+++ Recorded information +++

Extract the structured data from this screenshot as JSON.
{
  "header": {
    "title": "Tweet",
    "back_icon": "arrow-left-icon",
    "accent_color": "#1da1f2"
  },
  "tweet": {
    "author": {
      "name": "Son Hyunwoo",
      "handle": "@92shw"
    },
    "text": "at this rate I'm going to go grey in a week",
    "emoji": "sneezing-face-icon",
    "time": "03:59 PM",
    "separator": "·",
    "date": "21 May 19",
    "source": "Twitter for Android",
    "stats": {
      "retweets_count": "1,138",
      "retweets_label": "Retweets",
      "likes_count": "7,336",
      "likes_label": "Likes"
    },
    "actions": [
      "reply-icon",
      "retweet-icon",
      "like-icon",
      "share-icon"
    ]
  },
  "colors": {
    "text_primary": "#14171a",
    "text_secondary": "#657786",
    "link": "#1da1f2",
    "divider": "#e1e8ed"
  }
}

+++
+++ Recorded information +++

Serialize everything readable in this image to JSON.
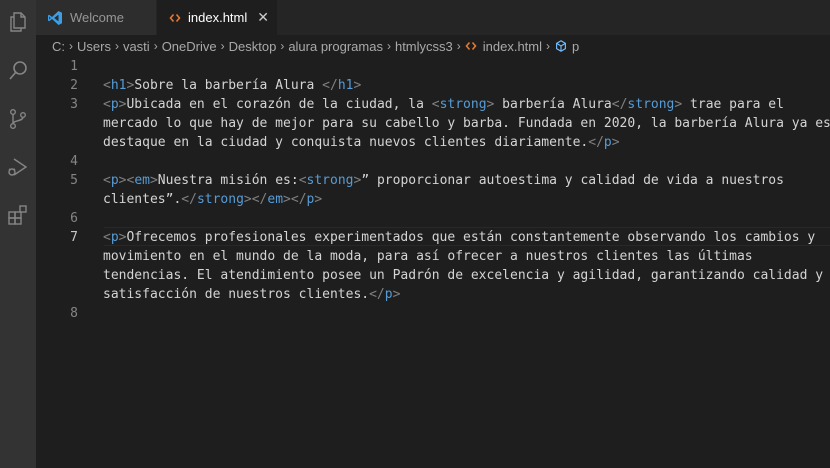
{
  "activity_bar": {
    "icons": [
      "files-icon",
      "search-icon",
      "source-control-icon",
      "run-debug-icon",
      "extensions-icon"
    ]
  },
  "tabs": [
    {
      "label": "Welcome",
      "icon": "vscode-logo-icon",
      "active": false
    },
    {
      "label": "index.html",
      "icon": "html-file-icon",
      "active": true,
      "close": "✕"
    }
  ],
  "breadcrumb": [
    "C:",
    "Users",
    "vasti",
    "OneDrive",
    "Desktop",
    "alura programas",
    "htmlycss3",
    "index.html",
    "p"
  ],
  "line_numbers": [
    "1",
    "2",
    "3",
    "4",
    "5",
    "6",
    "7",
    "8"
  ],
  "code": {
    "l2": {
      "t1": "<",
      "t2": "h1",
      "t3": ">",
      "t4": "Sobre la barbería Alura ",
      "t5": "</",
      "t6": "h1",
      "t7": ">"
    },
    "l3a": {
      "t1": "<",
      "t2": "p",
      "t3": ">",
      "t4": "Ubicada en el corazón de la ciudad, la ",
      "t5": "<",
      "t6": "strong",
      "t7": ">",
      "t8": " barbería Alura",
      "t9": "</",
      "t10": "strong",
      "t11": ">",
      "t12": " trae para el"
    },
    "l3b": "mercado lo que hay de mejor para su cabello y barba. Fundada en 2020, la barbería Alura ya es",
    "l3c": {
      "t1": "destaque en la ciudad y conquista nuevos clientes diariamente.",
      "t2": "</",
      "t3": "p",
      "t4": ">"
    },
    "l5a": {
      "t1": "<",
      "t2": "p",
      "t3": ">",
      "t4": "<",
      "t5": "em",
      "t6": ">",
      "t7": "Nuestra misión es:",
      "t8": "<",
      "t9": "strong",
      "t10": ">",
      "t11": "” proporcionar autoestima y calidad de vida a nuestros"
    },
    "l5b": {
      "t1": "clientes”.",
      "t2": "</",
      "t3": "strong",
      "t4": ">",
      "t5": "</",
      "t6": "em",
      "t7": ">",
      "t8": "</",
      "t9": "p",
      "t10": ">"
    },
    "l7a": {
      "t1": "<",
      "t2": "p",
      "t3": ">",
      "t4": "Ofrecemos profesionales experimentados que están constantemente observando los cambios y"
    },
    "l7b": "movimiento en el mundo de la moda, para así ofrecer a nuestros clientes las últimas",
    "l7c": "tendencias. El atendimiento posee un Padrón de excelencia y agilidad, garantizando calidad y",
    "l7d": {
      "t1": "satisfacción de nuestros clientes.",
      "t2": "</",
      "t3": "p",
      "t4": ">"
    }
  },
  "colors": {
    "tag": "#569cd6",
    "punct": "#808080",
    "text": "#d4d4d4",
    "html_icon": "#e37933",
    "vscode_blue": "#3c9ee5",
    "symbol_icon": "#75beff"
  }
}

+++
+++ Recorded information +++

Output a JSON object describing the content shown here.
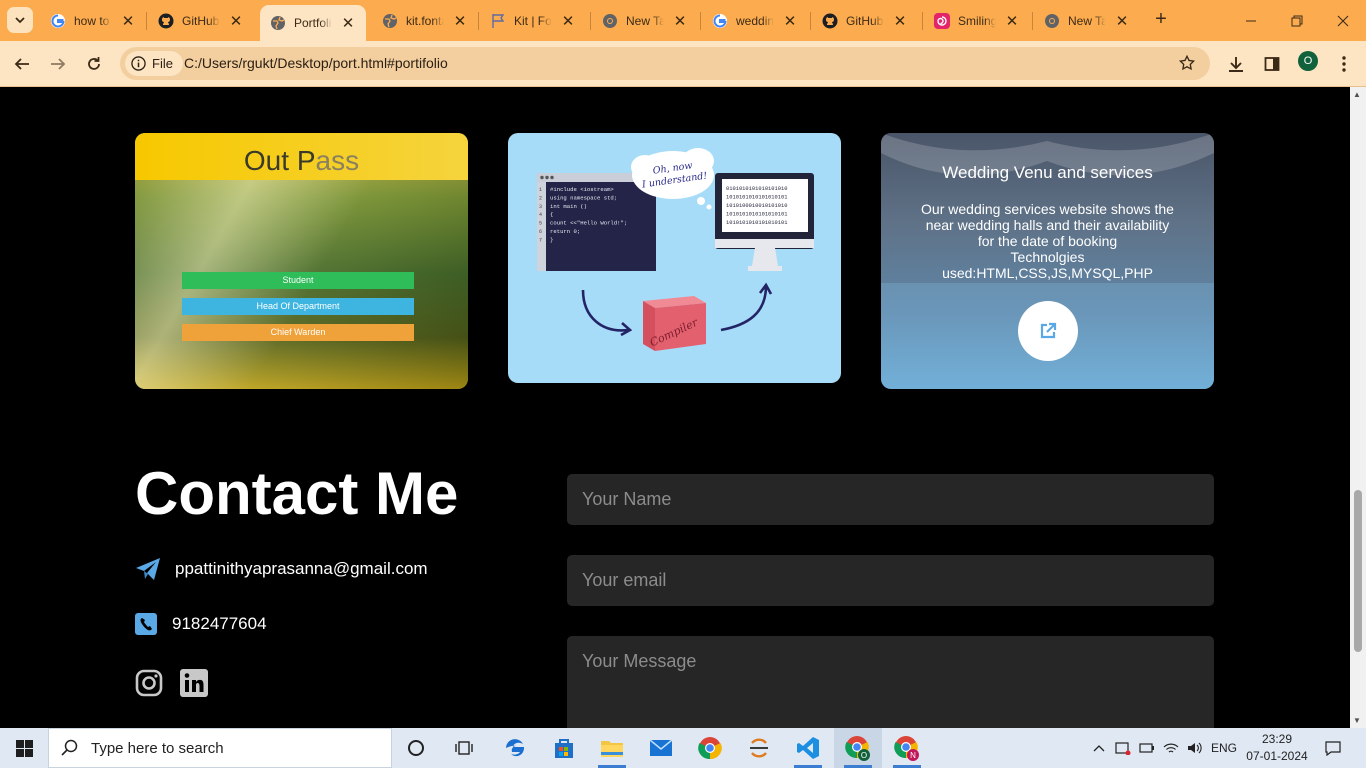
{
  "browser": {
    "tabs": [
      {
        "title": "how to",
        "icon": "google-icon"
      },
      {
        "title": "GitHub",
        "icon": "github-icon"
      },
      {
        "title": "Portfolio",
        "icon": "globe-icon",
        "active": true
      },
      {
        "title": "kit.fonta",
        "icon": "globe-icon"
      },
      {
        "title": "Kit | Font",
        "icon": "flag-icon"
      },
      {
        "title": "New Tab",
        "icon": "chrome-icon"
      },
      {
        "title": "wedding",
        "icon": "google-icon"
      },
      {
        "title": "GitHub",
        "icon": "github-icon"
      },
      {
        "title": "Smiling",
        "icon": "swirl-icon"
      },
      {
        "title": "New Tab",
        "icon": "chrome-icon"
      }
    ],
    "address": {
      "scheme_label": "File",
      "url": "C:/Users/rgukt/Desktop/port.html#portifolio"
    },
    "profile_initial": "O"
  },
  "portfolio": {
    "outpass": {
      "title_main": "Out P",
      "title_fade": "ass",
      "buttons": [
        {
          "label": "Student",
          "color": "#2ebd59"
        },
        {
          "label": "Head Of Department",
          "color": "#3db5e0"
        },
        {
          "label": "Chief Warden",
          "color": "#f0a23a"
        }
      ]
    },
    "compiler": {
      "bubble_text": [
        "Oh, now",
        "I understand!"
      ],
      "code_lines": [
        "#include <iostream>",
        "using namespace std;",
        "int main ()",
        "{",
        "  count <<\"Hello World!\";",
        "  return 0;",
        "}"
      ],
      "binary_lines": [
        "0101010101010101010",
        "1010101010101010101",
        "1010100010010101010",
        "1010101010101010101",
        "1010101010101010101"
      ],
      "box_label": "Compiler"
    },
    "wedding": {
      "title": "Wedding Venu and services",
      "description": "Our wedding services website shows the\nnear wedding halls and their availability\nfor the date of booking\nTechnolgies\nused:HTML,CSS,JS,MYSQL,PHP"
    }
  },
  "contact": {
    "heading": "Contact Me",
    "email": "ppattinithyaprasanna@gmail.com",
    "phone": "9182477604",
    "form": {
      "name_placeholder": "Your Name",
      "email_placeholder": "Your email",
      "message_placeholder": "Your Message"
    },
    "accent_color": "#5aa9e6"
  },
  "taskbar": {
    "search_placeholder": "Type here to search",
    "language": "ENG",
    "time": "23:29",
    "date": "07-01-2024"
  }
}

+++

## Your instructions:
Pull out each line holding the string "search".

## Expected answer:
      "search-icon",
    "search_placeholder": "Type here to search",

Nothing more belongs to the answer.